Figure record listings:
※

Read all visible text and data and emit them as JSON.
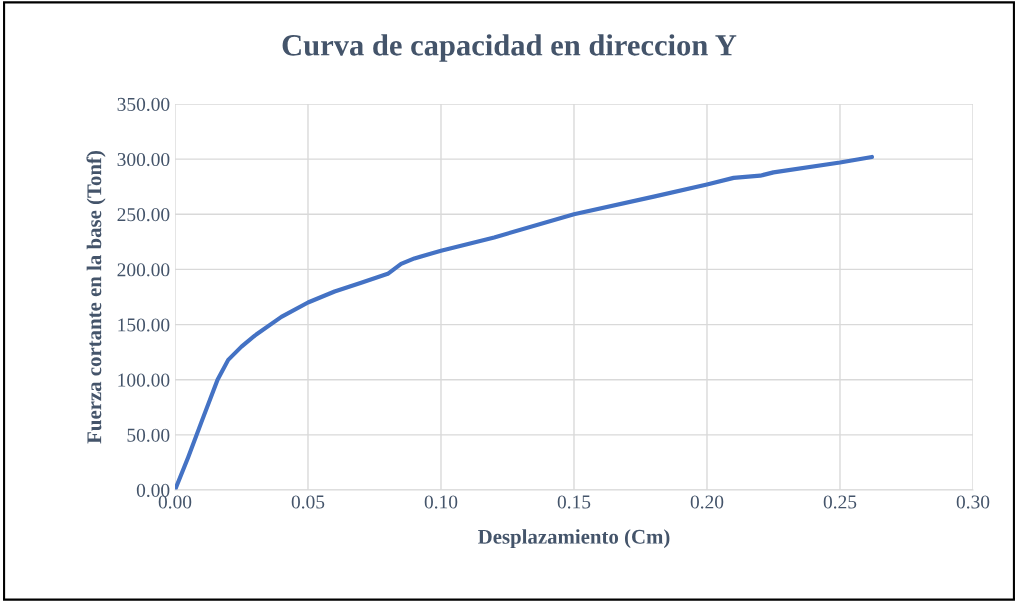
{
  "chart_data": {
    "type": "line",
    "title": "Curva de capacidad en direccion Y",
    "xlabel": "Desplazamiento (Cm)",
    "ylabel": "Fuerza cortante en la base (Tonf)",
    "x": [
      0,
      0.005,
      0.01,
      0.016,
      0.02,
      0.025,
      0.03,
      0.04,
      0.05,
      0.06,
      0.07,
      0.08,
      0.085,
      0.09,
      0.1,
      0.12,
      0.15,
      0.18,
      0.2,
      0.21,
      0.22,
      0.225,
      0.25,
      0.262
    ],
    "series": [
      {
        "color": "#4472c4",
        "values": [
          0,
          30,
          62,
          100,
          118,
          130,
          140,
          157,
          170,
          180,
          188,
          196,
          205,
          210,
          217,
          229,
          250,
          266,
          277,
          283,
          285,
          288,
          297,
          302
        ]
      }
    ],
    "xlim": [
      0,
      0.3
    ],
    "xticks": [
      {
        "value": 0,
        "label": "0.00"
      },
      {
        "value": 0.05,
        "label": "0.05"
      },
      {
        "value": 0.1,
        "label": "0.10"
      },
      {
        "value": 0.15,
        "label": "0.15"
      },
      {
        "value": 0.2,
        "label": "0.20"
      },
      {
        "value": 0.25,
        "label": "0.25"
      },
      {
        "value": 0.3,
        "label": "0.30"
      }
    ],
    "ylim": [
      0,
      350
    ],
    "yticks": [
      {
        "value": 0,
        "label": "0.00"
      },
      {
        "value": 50,
        "label": "50.00"
      },
      {
        "value": 100,
        "label": "100.00"
      },
      {
        "value": 150,
        "label": "150.00"
      },
      {
        "value": 200,
        "label": "200.00"
      },
      {
        "value": 250,
        "label": "250.00"
      },
      {
        "value": 300,
        "label": "300.00"
      },
      {
        "value": 350,
        "label": "350.00"
      }
    ],
    "grid": true,
    "marker": "none",
    "line_style": "solid"
  }
}
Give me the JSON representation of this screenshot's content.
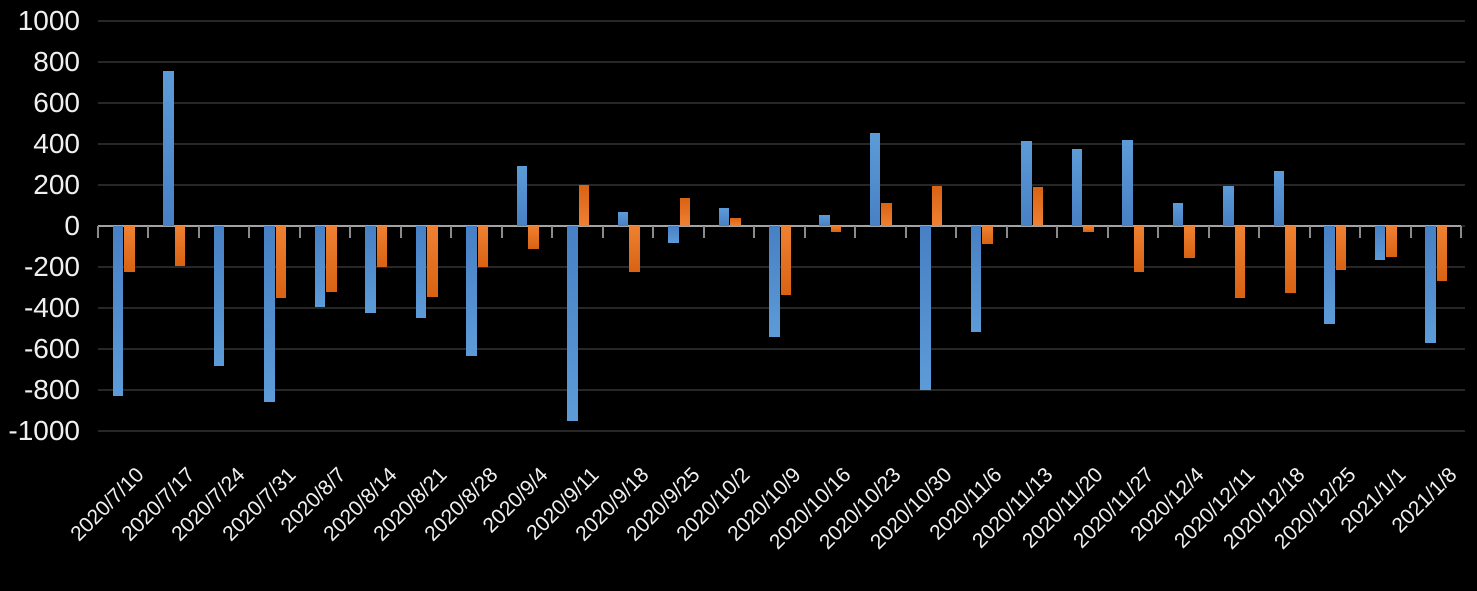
{
  "chart_data": {
    "type": "bar",
    "title": "",
    "legend": "none",
    "grid": true,
    "categories": [
      "2020/7/10",
      "2020/7/17",
      "2020/7/24",
      "2020/7/31",
      "2020/8/7",
      "2020/8/14",
      "2020/8/21",
      "2020/8/28",
      "2020/9/4",
      "2020/9/11",
      "2020/9/18",
      "2020/9/25",
      "2020/10/2",
      "2020/10/9",
      "2020/10/16",
      "2020/10/23",
      "2020/10/30",
      "2020/11/6",
      "2020/11/13",
      "2020/11/20",
      "2020/11/27",
      "2020/12/4",
      "2020/12/11",
      "2020/12/18",
      "2020/12/25",
      "2021/1/1",
      "2021/1/8"
    ],
    "series": [
      {
        "name": "blue-series",
        "color": "#4e8bcd",
        "color_near_axis": "#4780c4",
        "color_far_end": "#5d9bd8",
        "values": [
          -830,
          755,
          -685,
          -860,
          -395,
          -425,
          -450,
          -635,
          295,
          -950,
          70,
          -85,
          90,
          -540,
          55,
          455,
          -800,
          -515,
          415,
          375,
          420,
          110,
          195,
          270,
          -480,
          -165,
          -570
        ]
      },
      {
        "name": "orange-series",
        "color": "#ed7d31",
        "color_near_axis": "#ef8133",
        "color_far_end": "#d96213",
        "values": [
          -225,
          -195,
          0,
          -350,
          -320,
          -200,
          -345,
          -200,
          -110,
          200,
          -225,
          135,
          40,
          -335,
          -30,
          110,
          195,
          -90,
          190,
          -30,
          -225,
          -155,
          -350,
          -325,
          -215,
          -150,
          -270
        ]
      }
    ],
    "y_axis": {
      "min": -1000,
      "max": 1000,
      "tick_step": 200,
      "tick_labels": [
        "1000",
        "800",
        "600",
        "400",
        "200",
        "0",
        "-200",
        "-400",
        "-600",
        "-800",
        "-1000"
      ]
    },
    "colors": {
      "background": "#000000",
      "gridline": "#272727",
      "zero_axis_line": "#a3a3a3",
      "axis_tick": "#8a8a8a",
      "axis_label_text": "#f0f0f0"
    }
  }
}
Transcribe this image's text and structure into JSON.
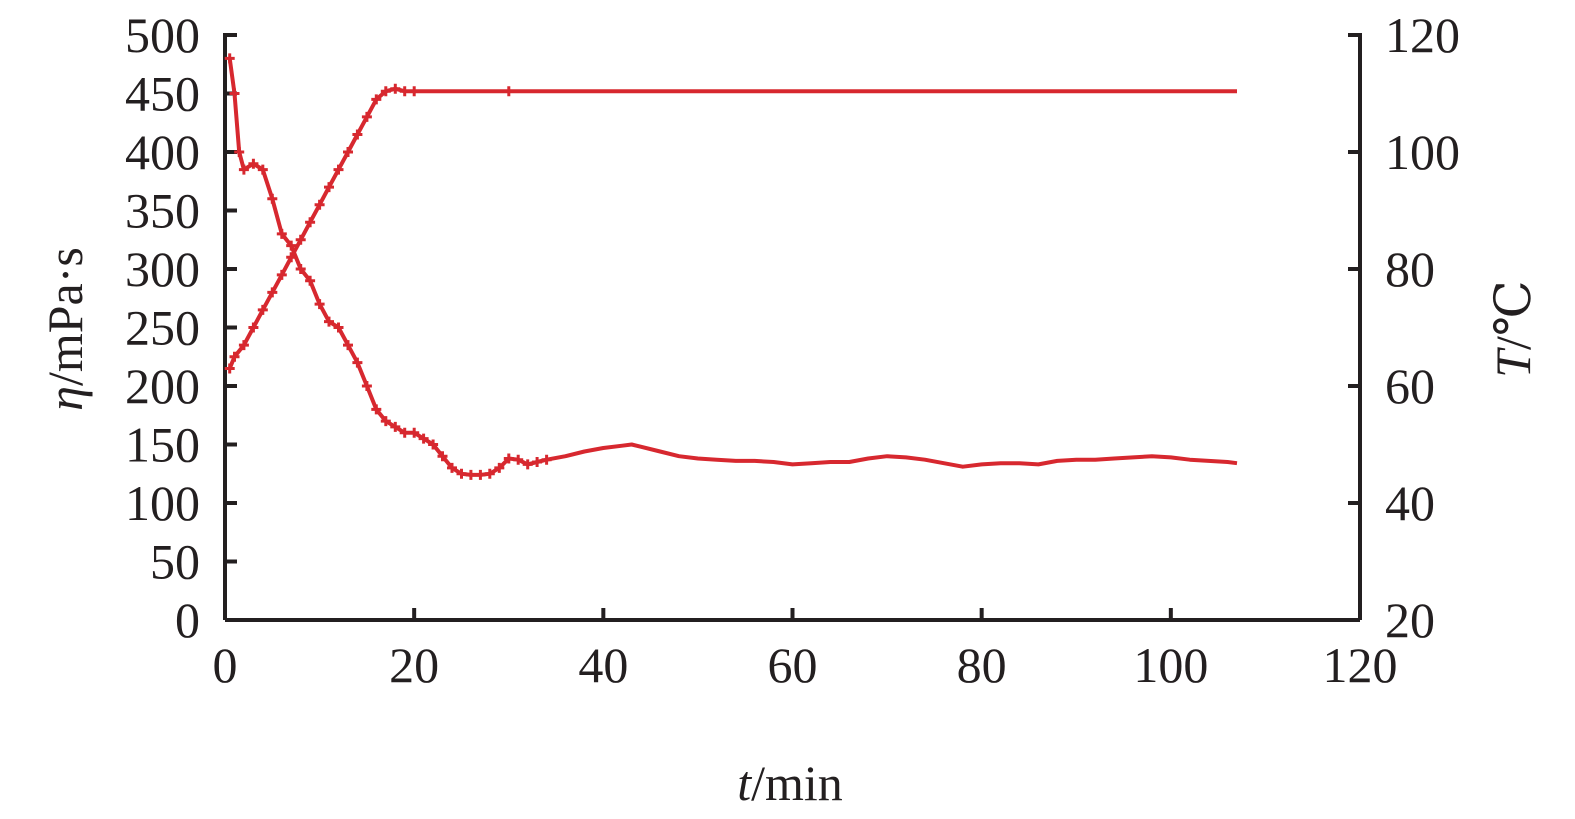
{
  "chart_data": {
    "type": "line",
    "x_axis": {
      "label_var": "t",
      "label_unit": "/min",
      "range": [
        0,
        120
      ],
      "ticks": [
        0,
        20,
        40,
        60,
        80,
        100,
        120
      ]
    },
    "y_left_axis": {
      "label_var": "η",
      "label_unit": "/mPa·s",
      "range": [
        0,
        500
      ],
      "ticks": [
        0,
        50,
        100,
        150,
        200,
        250,
        300,
        350,
        400,
        450,
        500
      ]
    },
    "y_right_axis": {
      "label_var": "T",
      "label_unit": "/℃",
      "range": [
        20,
        120
      ],
      "ticks": [
        20,
        40,
        60,
        80,
        100,
        120
      ]
    },
    "grid": false,
    "series": [
      {
        "axis": "left",
        "color": "#d7282f",
        "marker": "plus",
        "x": [
          0.5,
          1,
          1.5,
          2,
          3,
          4,
          5,
          6,
          7,
          8,
          9,
          10,
          11,
          12,
          13,
          14,
          15,
          16,
          17,
          18,
          19,
          20,
          21,
          22,
          23,
          24,
          25,
          26,
          27,
          28,
          29,
          30,
          31,
          32,
          33,
          34,
          36,
          38,
          40,
          42,
          43,
          44,
          46,
          48,
          50,
          52,
          54,
          56,
          58,
          60,
          62,
          64,
          66,
          68,
          70,
          72,
          74,
          76,
          78,
          80,
          82,
          84,
          86,
          88,
          90,
          92,
          94,
          96,
          98,
          100,
          102,
          104,
          106,
          107
        ],
        "y": [
          480,
          450,
          400,
          385,
          390,
          385,
          360,
          330,
          320,
          300,
          290,
          270,
          255,
          250,
          235,
          220,
          200,
          180,
          170,
          165,
          160,
          160,
          155,
          150,
          140,
          130,
          125,
          124,
          124,
          125,
          130,
          138,
          137,
          133,
          135,
          137,
          140,
          144,
          147,
          149,
          150,
          148,
          144,
          140,
          138,
          137,
          136,
          136,
          135,
          133,
          134,
          135,
          135,
          138,
          140,
          139,
          137,
          134,
          131,
          133,
          134,
          134,
          133,
          136,
          137,
          137,
          138,
          139,
          140,
          139,
          137,
          136,
          135,
          134
        ]
      },
      {
        "axis": "right",
        "color": "#d7282f",
        "marker": "plus",
        "x": [
          0.5,
          1,
          2,
          3,
          4,
          5,
          6,
          7,
          8,
          9,
          10,
          11,
          12,
          13,
          14,
          15,
          16,
          17,
          18,
          19,
          20,
          30,
          40,
          60,
          80,
          100,
          107
        ],
        "y": [
          63,
          65,
          67,
          70,
          73,
          76,
          79,
          82,
          85,
          88,
          91,
          94,
          97,
          100,
          103,
          106,
          109,
          110.4,
          110.8,
          110.4,
          110.4,
          110.4,
          110.4,
          110.4,
          110.4,
          110.4,
          110.4
        ]
      }
    ]
  }
}
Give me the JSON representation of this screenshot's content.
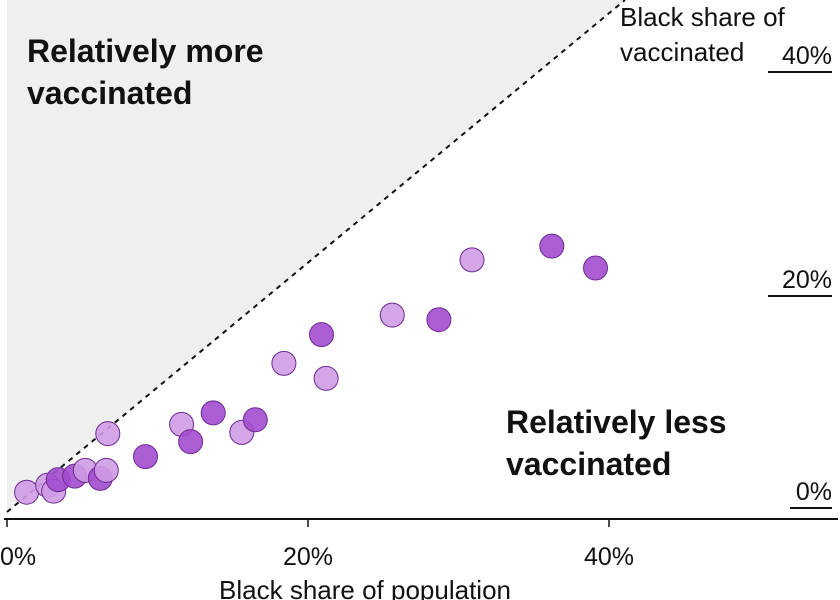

※

• [WHAT YOU NEED TO DO] Return every line of the records exactly as given, pictures excluded.

• [SOLUTION FOR THIS TASK]
Read all visible text and data and emit them as JSON.
{
  "chart_data": {
    "type": "line",
    "title": "Curva de capacidad en direccion Y",
    "xlabel": "Desplazamiento (Cm)",
    "ylabel": "Fuerza cortante en la base (Tonf)",
    "x": [
      0,
      0.005,
      0.01,
      0.016,
      0.02,
      0.025,
      0.03,
      0.04,
      0.05,
      0.06,
      0.07,
      0.08,
      0.085,
      0.09,
      0.1,
      0.12,
      0.15,
      0.18,
      0.2,
      0.21,
      0.22,
      0.225,
      0.25,
      0.262
    ],
    "series": [
      {
        "color": "#4472c4",
        "values": [
          0,
          30,
          62,
          100,
          118,
          130,
          140,
          157,
          170,
          180,
          188,
          196,
          205,
          210,
          217,
          229,
          250,
          266,
          277,
          283,
          285,
          288,
          297,
          302
        ]
      }
    ],
    "xlim": [
      0,
      0.3
    ],
    "xticks": [
      {
        "value": 0,
        "label": "0.00"
      },
      {
        "value": 0.05,
        "label": "0.05"
      },
      {
        "value": 0.1,
        "label": "0.10"
      },
      {
        "value": 0.15,
        "label": "0.15"
      },
      {
        "value": 0.2,
        "label": "0.20"
      },
      {
        "value": 0.25,
        "label": "0.25"
      },
      {
        "value": 0.3,
        "label": "0.30"
      }
    ],
    "ylim": [
      0,
      350
    ],
    "yticks": [
      {
        "value": 0,
        "label": "0.00"
      },
      {
        "value": 50,
        "label": "50.00"
      },
      {
        "value": 100,
        "label": "100.00"
      },
      {
        "value": 150,
        "label": "150.00"
      },
      {
        "value": 200,
        "label": "200.00"
      },
      {
        "value": 250,
        "label": "250.00"
      },
      {
        "value": 300,
        "label": "300.00"
      },
      {
        "value": 350,
        "label": "350.00"
      }
    ],
    "grid": true,
    "marker": "none",
    "line_style": "solid"
  }
}
Give me the JSON representation of this screenshot's content.
{
  "chart_data": {
    "type": "bar",
    "title": "",
    "legend": "none",
    "grid": true,
    "categories": [
      "2020/7/10",
      "2020/7/17",
      "2020/7/24",
      "2020/7/31",
      "2020/8/7",
      "2020/8/14",
      "2020/8/21",
      "2020/8/28",
      "2020/9/4",
      "2020/9/11",
      "2020/9/18",
      "2020/9/25",
      "2020/10/2",
      "2020/10/9",
      "2020/10/16",
      "2020/10/23",
      "2020/10/30",
      "2020/11/6",
      "2020/11/13",
      "2020/11/20",
      "2020/11/27",
      "2020/12/4",
      "2020/12/11",
      "2020/12/18",
      "2020/12/25",
      "2021/1/1",
      "2021/1/8"
    ],
    "series": [
      {
        "name": "blue-series",
        "color": "#4e8bcd",
        "color_near_axis": "#4780c4",
        "color_far_end": "#5d9bd8",
        "values": [
          -830,
          755,
          -685,
          -860,
          -395,
          -425,
          -450,
          -635,
          295,
          -950,
          70,
          -85,
          90,
          -540,
          55,
          455,
          -800,
          -515,
          415,
          375,
          420,
          110,
          195,
          270,
          -480,
          -165,
          -570
        ]
      },
      {
        "name": "orange-series",
        "color": "#ed7d31",
        "color_near_axis": "#ef8133",
        "color_far_end": "#d96213",
        "values": [
          -225,
          -195,
          0,
          -350,
          -320,
          -200,
          -345,
          -200,
          -110,
          200,
          -225,
          135,
          40,
          -335,
          -30,
          110,
          195,
          -90,
          190,
          -30,
          -225,
          -155,
          -350,
          -325,
          -215,
          -150,
          -270
        ]
      }
    ],
    "y_axis": {
      "min": -1000,
      "max": 1000,
      "tick_step": 200,
      "tick_labels": [
        "1000",
        "800",
        "600",
        "400",
        "200",
        "0",
        "-200",
        "-400",
        "-600",
        "-800",
        "-1000"
      ]
    },
    "colors": {
      "background": "#000000",
      "gridline": "#272727",
      "zero_axis_line": "#a3a3a3",
      "axis_tick": "#8a8a8a",
      "axis_label_text": "#f0f0f0"
    }
  }
}
Transcribe this image's text and structure into JSON.
{
  "chart_data": {
    "type": "line",
    "x_axis": {
      "label_var": "t",
      "label_unit": "/min",
      "range": [
        0,
        120
      ],
      "ticks": [
        0,
        20,
        40,
        60,
        80,
        100,
        120
      ]
    },
    "y_left_axis": {
      "label_var": "η",
      "label_unit": "/mPa·s",
      "range": [
        0,
        500
      ],
      "ticks": [
        0,
        50,
        100,
        150,
        200,
        250,
        300,
        350,
        400,
        450,
        500
      ]
    },
    "y_right_axis": {
      "label_var": "T",
      "label_unit": "/℃",
      "range": [
        20,
        120
      ],
      "ticks": [
        20,
        40,
        60,
        80,
        100,
        120
      ]
    },
    "grid": false,
    "series": [
      {
        "axis": "left",
        "color": "#d7282f",
        "marker": "plus",
        "x": [
          0.5,
          1,
          1.5,
          2,
          3,
          4,
          5,
          6,
          7,
          8,
          9,
          10,
          11,
          12,
          13,
          14,
          15,
          16,
          17,
          18,
          19,
          20,
          21,
          22,
          23,
          24,
          25,
          26,
          27,
          28,
          29,
          30,
          31,
          32,
          33,
          34,
          36,
          38,
          40,
          42,
          43,
          44,
          46,
          48,
          50,
          52,
          54,
          56,
          58,
          60,
          62,
          64,
          66,
          68,
          70,
          72,
          74,
          76,
          78,
          80,
          82,
          84,
          86,
          88,
          90,
          92,
          94,
          96,
          98,
          100,
          102,
          104,
          106,
          107
        ],
        "y": [
          480,
          450,
          400,
          385,
          390,
          385,
          360,
          330,
          320,
          300,
          290,
          270,
          255,
          250,
          235,
          220,
          200,
          180,
          170,
          165,
          160,
          160,
          155,
          150,
          140,
          130,
          125,
          124,
          124,
          125,
          130,
          138,
          137,
          133,
          135,
          137,
          140,
          144,
          147,
          149,
          150,
          148,
          144,
          140,
          138,
          137,
          136,
          136,
          135,
          133,
          134,
          135,
          135,
          138,
          140,
          139,
          137,
          134,
          131,
          133,
          134,
          134,
          133,
          136,
          137,
          137,
          138,
          139,
          140,
          139,
          137,
          136,
          135,
          134
        ]
      },
      {
        "axis": "right",
        "color": "#d7282f",
        "marker": "plus",
        "x": [
          0.5,
          1,
          2,
          3,
          4,
          5,
          6,
          7,
          8,
          9,
          10,
          11,
          12,
          13,
          14,
          15,
          16,
          17,
          18,
          19,
          20,
          30,
          40,
          60,
          80,
          100,
          107
        ],
        "y": [
          63,
          65,
          67,
          70,
          73,
          76,
          79,
          82,
          85,
          88,
          91,
          94,
          97,
          100,
          103,
          106,
          109,
          110.4,
          110.8,
          110.4,
          110.4,
          110.4,
          110.4,
          110.4,
          110.4,
          110.4,
          110.4
        ]
      }
    ]
  }
}
Give me the JSON representation of this screenshot's content.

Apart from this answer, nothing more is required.